- _Stated task_:
Transcribe all records exactly.

- _Extracted material_:
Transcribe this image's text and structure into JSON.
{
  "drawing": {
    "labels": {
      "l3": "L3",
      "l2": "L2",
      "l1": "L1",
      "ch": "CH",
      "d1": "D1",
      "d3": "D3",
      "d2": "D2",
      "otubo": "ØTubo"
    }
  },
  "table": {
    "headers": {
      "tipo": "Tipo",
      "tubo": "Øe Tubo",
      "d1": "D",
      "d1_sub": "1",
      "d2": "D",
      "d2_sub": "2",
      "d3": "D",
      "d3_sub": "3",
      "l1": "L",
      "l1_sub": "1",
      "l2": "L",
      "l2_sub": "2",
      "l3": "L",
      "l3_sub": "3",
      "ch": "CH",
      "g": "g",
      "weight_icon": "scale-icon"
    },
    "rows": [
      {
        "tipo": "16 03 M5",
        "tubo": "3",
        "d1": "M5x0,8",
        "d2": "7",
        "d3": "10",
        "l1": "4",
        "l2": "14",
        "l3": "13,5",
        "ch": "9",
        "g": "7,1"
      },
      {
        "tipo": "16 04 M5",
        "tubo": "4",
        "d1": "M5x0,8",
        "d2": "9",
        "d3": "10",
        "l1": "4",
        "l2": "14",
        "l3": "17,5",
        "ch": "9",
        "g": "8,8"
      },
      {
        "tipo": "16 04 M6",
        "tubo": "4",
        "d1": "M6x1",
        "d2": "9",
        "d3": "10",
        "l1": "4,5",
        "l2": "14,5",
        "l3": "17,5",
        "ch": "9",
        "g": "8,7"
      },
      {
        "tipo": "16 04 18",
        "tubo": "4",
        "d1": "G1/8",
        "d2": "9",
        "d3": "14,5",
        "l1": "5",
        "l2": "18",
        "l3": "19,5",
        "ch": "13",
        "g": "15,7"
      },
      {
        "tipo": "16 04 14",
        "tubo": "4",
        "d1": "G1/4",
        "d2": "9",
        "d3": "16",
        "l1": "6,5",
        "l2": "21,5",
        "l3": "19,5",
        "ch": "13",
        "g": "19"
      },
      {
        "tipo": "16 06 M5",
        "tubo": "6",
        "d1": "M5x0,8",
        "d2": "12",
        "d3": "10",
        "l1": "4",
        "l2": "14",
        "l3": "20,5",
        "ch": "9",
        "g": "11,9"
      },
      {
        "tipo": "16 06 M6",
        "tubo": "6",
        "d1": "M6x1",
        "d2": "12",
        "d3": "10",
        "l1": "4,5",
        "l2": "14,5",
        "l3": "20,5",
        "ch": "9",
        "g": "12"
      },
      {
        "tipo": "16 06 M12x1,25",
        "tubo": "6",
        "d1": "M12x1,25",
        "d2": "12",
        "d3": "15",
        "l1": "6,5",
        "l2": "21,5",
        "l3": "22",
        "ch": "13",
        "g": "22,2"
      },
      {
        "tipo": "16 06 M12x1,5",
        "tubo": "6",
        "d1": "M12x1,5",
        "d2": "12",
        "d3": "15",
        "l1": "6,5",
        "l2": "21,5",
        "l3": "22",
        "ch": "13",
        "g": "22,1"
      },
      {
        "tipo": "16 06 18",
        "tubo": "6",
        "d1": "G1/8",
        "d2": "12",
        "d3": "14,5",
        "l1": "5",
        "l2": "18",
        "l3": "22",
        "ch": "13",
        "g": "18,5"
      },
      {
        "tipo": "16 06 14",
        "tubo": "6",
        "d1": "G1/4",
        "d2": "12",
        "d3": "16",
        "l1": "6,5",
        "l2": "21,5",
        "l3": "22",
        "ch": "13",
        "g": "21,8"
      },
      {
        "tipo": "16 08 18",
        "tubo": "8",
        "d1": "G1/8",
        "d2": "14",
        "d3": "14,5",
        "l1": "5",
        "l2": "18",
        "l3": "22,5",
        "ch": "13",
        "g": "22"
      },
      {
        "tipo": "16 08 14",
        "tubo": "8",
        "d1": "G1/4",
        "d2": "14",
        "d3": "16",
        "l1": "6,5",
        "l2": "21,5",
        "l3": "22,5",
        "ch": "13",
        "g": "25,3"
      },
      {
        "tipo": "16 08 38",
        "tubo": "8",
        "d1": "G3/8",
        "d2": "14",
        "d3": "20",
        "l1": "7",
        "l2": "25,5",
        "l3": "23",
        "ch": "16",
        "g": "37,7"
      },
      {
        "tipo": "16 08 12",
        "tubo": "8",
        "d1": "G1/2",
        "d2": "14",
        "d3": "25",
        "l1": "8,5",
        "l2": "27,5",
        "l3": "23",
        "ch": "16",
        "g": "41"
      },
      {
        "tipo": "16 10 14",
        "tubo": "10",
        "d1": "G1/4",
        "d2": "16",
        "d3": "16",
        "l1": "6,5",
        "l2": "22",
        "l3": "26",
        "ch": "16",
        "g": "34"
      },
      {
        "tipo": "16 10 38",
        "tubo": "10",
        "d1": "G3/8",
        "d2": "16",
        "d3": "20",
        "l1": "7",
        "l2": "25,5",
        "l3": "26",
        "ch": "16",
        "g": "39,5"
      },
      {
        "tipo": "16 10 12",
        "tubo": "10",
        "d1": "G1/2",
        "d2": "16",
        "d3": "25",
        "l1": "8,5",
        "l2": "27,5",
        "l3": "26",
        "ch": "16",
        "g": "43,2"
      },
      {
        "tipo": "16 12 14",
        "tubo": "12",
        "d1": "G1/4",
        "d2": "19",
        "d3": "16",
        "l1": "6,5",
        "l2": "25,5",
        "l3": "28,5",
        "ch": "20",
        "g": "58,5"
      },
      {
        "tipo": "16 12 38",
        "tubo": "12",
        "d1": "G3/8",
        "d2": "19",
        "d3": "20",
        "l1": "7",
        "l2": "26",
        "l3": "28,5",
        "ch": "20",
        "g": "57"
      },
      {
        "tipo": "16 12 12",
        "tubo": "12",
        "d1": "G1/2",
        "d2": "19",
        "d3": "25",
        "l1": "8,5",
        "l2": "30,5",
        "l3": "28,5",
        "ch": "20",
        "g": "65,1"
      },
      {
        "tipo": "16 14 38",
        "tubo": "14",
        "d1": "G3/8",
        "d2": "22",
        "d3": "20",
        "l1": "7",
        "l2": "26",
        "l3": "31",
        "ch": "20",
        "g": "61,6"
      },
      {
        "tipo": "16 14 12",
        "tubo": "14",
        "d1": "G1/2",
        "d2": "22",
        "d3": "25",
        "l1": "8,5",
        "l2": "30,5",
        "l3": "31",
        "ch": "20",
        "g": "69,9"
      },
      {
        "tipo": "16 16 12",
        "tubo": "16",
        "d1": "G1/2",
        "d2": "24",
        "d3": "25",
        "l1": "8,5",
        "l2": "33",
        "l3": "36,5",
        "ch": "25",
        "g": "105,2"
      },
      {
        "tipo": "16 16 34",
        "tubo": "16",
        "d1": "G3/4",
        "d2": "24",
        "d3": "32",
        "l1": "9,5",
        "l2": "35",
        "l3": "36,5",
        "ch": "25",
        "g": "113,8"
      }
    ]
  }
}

- _Exercise response_:
Transcribe this image's text and structure into JSON.
{
  "drawing": {
    "labels": {
      "l3": "L3",
      "l2": "L2",
      "l1": "L1",
      "ch": "CH",
      "d1": "D1",
      "d3": "D3",
      "d2": "D2",
      "otubo": "ØTubo"
    }
  },
  "table": {
    "headers": {
      "tipo": "Tipo",
      "tubo": "Øe Tubo",
      "d1": "D",
      "d1_sub": "1",
      "d2": "D",
      "d2_sub": "2",
      "d3": "D",
      "d3_sub": "3",
      "l1": "L",
      "l1_sub": "1",
      "l2": "L",
      "l2_sub": "2",
      "l3": "L",
      "l3_sub": "3",
      "ch": "CH",
      "g": "g",
      "weight_icon": "scale-icon"
    },
    "rows": [
      {
        "tipo": "16 03 M5",
        "tubo": "3",
        "d1": "M5x0,8",
        "d2": "7",
        "d3": "10",
        "l1": "4",
        "l2": "14",
        "l3": "13,5",
        "ch": "9",
        "g": "7,1"
      },
      {
        "tipo": "16 04 M5",
        "tubo": "4",
        "d1": "M5x0,8",
        "d2": "9",
        "d3": "10",
        "l1": "4",
        "l2": "14",
        "l3": "17,5",
        "ch": "9",
        "g": "8,8"
      },
      {
        "tipo": "16 04 M6",
        "tubo": "4",
        "d1": "M6x1",
        "d2": "9",
        "d3": "10",
        "l1": "4,5",
        "l2": "14,5",
        "l3": "17,5",
        "ch": "9",
        "g": "8,7"
      },
      {
        "tipo": "16 04 18",
        "tubo": "4",
        "d1": "G1/8",
        "d2": "9",
        "d3": "14,5",
        "l1": "5",
        "l2": "18",
        "l3": "19,5",
        "ch": "13",
        "g": "15,7"
      },
      {
        "tipo": "16 04 14",
        "tubo": "4",
        "d1": "G1/4",
        "d2": "9",
        "d3": "16",
        "l1": "6,5",
        "l2": "21,5",
        "l3": "19,5",
        "ch": "13",
        "g": "19"
      },
      {
        "tipo": "16 06 M5",
        "tubo": "6",
        "d1": "M5x0,8",
        "d2": "12",
        "d3": "10",
        "l1": "4",
        "l2": "14",
        "l3": "20,5",
        "ch": "9",
        "g": "11,9"
      },
      {
        "tipo": "16 06 M6",
        "tubo": "6",
        "d1": "M6x1",
        "d2": "12",
        "d3": "10",
        "l1": "4,5",
        "l2": "14,5",
        "l3": "20,5",
        "ch": "9",
        "g": "12"
      },
      {
        "tipo": "16 06 M12x1,25",
        "tubo": "6",
        "d1": "M12x1,25",
        "d2": "12",
        "d3": "15",
        "l1": "6,5",
        "l2": "21,5",
        "l3": "22",
        "ch": "13",
        "g": "22,2"
      },
      {
        "tipo": "16 06 M12x1,5",
        "tubo": "6",
        "d1": "M12x1,5",
        "d2": "12",
        "d3": "15",
        "l1": "6,5",
        "l2": "21,5",
        "l3": "22",
        "ch": "13",
        "g": "22,1"
      },
      {
        "tipo": "16 06 18",
        "tubo": "6",
        "d1": "G1/8",
        "d2": "12",
        "d3": "14,5",
        "l1": "5",
        "l2": "18",
        "l3": "22",
        "ch": "13",
        "g": "18,5"
      },
      {
        "tipo": "16 06 14",
        "tubo": "6",
        "d1": "G1/4",
        "d2": "12",
        "d3": "16",
        "l1": "6,5",
        "l2": "21,5",
        "l3": "22",
        "ch": "13",
        "g": "21,8"
      },
      {
        "tipo": "16 08 18",
        "tubo": "8",
        "d1": "G1/8",
        "d2": "14",
        "d3": "14,5",
        "l1": "5",
        "l2": "18",
        "l3": "22,5",
        "ch": "13",
        "g": "22"
      },
      {
        "tipo": "16 08 14",
        "tubo": "8",
        "d1": "G1/4",
        "d2": "14",
        "d3": "16",
        "l1": "6,5",
        "l2": "21,5",
        "l3": "22,5",
        "ch": "13",
        "g": "25,3"
      },
      {
        "tipo": "16 08 38",
        "tubo": "8",
        "d1": "G3/8",
        "d2": "14",
        "d3": "20",
        "l1": "7",
        "l2": "25,5",
        "l3": "23",
        "ch": "16",
        "g": "37,7"
      },
      {
        "tipo": "16 08 12",
        "tubo": "8",
        "d1": "G1/2",
        "d2": "14",
        "d3": "25",
        "l1": "8,5",
        "l2": "27,5",
        "l3": "23",
        "ch": "16",
        "g": "41"
      },
      {
        "tipo": "16 10 14",
        "tubo": "10",
        "d1": "G1/4",
        "d2": "16",
        "d3": "16",
        "l1": "6,5",
        "l2": "22",
        "l3": "26",
        "ch": "16",
        "g": "34"
      },
      {
        "tipo": "16 10 38",
        "tubo": "10",
        "d1": "G3/8",
        "d2": "16",
        "d3": "20",
        "l1": "7",
        "l2": "25,5",
        "l3": "26",
        "ch": "16",
        "g": "39,5"
      },
      {
        "tipo": "16 10 12",
        "tubo": "10",
        "d1": "G1/2",
        "d2": "16",
        "d3": "25",
        "l1": "8,5",
        "l2": "27,5",
        "l3": "26",
        "ch": "16",
        "g": "43,2"
      },
      {
        "tipo": "16 12 14",
        "tubo": "12",
        "d1": "G1/4",
        "d2": "19",
        "d3": "16",
        "l1": "6,5",
        "l2": "25,5",
        "l3": "28,5",
        "ch": "20",
        "g": "58,5"
      },
      {
        "tipo": "16 12 38",
        "tubo": "12",
        "d1": "G3/8",
        "d2": "19",
        "d3": "20",
        "l1": "7",
        "l2": "26",
        "l3": "28,5",
        "ch": "20",
        "g": "57"
      },
      {
        "tipo": "16 12 12",
        "tubo": "12",
        "d1": "G1/2",
        "d2": "19",
        "d3": "25",
        "l1": "8,5",
        "l2": "30,5",
        "l3": "28,5",
        "ch": "20",
        "g": "65,1"
      },
      {
        "tipo": "16 14 38",
        "tubo": "14",
        "d1": "G3/8",
        "d2": "22",
        "d3": "20",
        "l1": "7",
        "l2": "26",
        "l3": "31",
        "ch": "20",
        "g": "61,6"
      },
      {
        "tipo": "16 14 12",
        "tubo": "14",
        "d1": "G1/2",
        "d2": "22",
        "d3": "25",
        "l1": "8,5",
        "l2": "30,5",
        "l3": "31",
        "ch": "20",
        "g": "69,9"
      },
      {
        "tipo": "16 16 12",
        "tubo": "16",
        "d1": "G1/2",
        "d2": "24",
        "d3": "25",
        "l1": "8,5",
        "l2": "33",
        "l3": "36,5",
        "ch": "25",
        "g": "105,2"
      },
      {
        "tipo": "16 16 34",
        "tubo": "16",
        "d1": "G3/4",
        "d2": "24",
        "d3": "32",
        "l1": "9,5",
        "l2": "35",
        "l3": "36,5",
        "ch": "25",
        "g": "113,8"
      }
    ]
  }
}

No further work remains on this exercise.